=== Short exercise ===
Check every line of the entries that follow, and copy the ones containing "aſcēdēte".

=== Material shown ===
────────
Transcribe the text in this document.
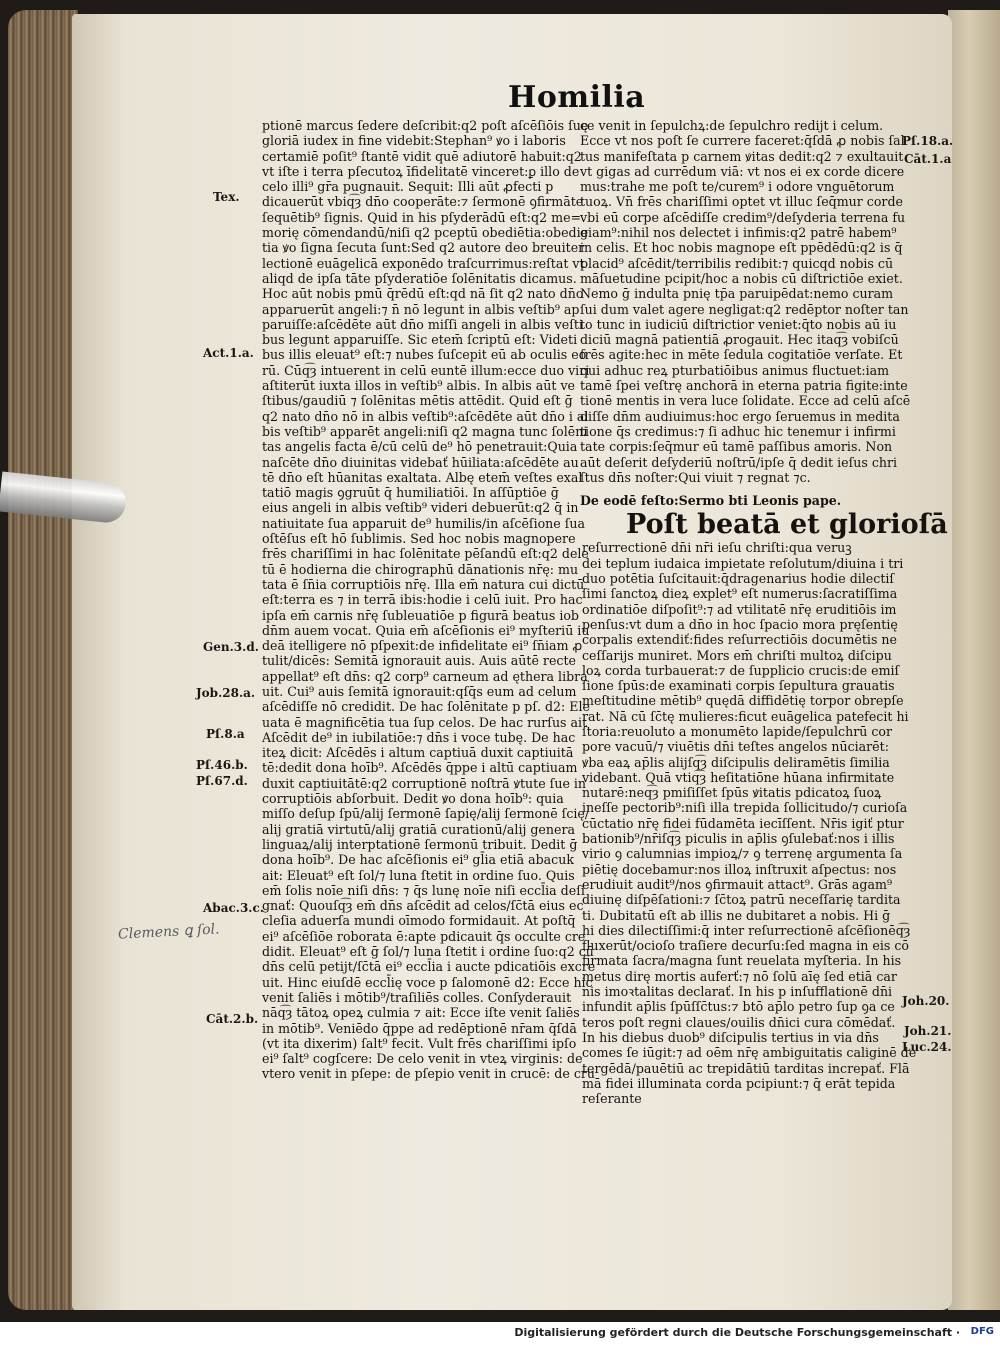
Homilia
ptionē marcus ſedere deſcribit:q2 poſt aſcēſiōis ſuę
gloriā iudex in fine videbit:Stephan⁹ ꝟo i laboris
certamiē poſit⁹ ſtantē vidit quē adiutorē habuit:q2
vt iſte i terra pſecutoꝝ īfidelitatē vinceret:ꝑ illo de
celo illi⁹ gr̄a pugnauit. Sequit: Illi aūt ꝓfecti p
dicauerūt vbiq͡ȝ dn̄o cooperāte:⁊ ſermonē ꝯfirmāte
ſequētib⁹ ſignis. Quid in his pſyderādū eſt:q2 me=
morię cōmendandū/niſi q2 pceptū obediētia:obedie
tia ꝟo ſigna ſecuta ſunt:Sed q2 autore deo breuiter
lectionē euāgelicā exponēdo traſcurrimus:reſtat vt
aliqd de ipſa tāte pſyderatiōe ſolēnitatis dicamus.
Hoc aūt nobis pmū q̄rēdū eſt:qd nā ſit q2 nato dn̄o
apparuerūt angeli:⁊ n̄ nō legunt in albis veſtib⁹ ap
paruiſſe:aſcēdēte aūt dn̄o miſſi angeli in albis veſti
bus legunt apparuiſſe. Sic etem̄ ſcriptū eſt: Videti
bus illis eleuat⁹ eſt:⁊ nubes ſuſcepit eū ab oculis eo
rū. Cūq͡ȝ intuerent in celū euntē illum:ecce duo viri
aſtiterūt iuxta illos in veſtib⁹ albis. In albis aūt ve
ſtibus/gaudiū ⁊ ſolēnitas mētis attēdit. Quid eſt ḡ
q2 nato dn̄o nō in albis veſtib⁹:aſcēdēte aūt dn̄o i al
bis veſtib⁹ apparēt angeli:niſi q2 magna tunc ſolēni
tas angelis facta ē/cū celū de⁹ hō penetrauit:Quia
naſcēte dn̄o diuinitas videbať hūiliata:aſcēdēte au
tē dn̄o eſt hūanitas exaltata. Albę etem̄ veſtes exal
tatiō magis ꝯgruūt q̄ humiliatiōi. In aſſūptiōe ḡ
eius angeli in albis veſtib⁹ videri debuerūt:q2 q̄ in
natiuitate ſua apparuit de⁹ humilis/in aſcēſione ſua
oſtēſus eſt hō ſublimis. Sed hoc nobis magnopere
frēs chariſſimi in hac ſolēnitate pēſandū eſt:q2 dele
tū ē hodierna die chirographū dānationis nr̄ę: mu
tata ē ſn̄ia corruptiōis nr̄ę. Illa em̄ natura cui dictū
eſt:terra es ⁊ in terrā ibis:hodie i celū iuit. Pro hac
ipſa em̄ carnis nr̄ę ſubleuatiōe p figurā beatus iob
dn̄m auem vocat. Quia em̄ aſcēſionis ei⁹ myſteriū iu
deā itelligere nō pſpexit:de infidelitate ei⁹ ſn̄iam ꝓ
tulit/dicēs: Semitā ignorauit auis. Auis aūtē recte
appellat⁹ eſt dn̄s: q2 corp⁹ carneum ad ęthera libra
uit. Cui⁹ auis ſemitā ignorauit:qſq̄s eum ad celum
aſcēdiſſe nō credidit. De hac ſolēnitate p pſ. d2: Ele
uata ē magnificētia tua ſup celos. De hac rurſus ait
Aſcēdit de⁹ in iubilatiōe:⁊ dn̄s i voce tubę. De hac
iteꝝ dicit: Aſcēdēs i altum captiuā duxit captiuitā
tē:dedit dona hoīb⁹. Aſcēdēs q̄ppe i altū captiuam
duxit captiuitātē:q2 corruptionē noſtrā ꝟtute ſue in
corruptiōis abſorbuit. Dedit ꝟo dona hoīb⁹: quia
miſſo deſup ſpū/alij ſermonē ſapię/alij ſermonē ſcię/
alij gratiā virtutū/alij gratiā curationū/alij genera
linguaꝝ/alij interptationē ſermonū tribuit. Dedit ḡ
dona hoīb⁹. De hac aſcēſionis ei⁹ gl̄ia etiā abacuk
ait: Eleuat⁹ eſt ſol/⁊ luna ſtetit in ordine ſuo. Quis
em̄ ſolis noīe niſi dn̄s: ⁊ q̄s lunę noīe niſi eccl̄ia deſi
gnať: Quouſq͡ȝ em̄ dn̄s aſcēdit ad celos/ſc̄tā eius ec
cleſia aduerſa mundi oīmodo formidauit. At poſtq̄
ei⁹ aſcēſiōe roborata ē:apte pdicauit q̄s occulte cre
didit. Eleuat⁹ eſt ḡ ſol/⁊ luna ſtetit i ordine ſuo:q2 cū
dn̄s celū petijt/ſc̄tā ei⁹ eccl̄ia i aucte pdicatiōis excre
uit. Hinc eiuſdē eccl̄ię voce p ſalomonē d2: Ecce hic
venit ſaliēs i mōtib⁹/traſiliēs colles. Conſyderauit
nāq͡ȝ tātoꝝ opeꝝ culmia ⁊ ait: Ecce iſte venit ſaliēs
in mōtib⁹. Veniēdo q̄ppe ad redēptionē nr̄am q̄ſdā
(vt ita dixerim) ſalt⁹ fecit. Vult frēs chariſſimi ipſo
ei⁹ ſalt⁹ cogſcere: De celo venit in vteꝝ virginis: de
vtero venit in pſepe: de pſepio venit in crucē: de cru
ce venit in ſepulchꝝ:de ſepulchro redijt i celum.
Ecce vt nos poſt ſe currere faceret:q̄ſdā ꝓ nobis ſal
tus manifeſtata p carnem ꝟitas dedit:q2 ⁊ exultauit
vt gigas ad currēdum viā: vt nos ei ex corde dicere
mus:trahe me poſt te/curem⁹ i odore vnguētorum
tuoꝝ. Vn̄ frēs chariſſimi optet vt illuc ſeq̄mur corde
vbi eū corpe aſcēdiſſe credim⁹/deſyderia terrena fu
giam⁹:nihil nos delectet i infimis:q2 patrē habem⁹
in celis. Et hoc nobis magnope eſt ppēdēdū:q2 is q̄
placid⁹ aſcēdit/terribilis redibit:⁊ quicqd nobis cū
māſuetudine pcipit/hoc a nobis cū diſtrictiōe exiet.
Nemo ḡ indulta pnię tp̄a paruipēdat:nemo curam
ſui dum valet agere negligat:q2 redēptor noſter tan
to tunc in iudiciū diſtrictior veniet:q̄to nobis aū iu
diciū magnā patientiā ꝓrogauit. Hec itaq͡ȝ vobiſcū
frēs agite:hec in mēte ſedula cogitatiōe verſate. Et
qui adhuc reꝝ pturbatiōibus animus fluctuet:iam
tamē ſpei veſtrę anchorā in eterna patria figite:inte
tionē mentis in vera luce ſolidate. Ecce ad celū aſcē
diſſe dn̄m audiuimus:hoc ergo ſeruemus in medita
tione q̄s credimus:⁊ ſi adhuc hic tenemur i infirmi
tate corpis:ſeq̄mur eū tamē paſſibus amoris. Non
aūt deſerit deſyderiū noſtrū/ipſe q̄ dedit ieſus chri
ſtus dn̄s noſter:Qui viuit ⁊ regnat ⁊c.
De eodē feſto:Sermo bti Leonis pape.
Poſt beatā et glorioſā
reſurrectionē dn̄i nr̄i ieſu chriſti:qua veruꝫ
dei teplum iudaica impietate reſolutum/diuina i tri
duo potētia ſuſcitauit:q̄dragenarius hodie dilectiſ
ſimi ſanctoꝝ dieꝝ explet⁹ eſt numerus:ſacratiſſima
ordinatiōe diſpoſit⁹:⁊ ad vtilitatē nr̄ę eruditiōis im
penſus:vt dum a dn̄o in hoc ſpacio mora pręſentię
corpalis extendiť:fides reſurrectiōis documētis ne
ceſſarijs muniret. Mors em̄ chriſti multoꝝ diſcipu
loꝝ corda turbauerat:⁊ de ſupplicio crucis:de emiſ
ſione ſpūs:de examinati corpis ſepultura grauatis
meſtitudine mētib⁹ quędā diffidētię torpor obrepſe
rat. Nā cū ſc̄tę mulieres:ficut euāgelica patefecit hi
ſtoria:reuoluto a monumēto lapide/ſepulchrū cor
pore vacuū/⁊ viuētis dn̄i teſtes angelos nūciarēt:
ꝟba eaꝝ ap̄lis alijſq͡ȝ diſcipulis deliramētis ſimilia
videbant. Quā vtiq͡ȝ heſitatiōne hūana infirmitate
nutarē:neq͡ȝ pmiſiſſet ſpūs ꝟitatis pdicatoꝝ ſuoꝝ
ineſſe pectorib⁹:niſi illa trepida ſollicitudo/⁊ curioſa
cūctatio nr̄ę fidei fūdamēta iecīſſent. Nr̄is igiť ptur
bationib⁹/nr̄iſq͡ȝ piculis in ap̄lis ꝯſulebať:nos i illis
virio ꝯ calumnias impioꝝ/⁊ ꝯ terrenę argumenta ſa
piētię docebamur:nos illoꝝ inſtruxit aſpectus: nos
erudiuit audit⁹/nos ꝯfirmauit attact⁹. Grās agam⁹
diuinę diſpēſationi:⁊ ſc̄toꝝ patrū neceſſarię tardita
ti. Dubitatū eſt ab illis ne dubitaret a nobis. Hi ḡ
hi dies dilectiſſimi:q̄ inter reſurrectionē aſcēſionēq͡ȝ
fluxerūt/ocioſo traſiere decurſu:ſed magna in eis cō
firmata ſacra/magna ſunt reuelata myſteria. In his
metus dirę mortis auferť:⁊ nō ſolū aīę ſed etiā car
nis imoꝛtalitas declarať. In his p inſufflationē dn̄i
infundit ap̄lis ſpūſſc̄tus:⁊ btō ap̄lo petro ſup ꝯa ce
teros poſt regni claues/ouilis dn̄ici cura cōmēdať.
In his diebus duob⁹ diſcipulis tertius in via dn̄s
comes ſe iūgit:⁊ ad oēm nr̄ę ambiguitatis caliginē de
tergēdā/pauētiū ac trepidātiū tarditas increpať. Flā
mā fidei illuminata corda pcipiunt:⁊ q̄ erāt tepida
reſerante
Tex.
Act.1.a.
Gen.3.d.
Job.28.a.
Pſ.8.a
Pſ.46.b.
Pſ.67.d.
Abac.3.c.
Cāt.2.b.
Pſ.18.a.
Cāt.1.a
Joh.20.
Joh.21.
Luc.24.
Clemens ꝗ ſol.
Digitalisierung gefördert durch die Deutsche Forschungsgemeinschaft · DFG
────────
=== Written solution ===
paruiſſe:aſcēdēte aūt dn̄o miſſi angeli in albis veſti
q2 nato dn̄o nō in albis veſtib⁹:aſcēdēte aūt dn̄o i al
naſcēte dn̄o diuinitas videbať hūiliata:aſcēdēte au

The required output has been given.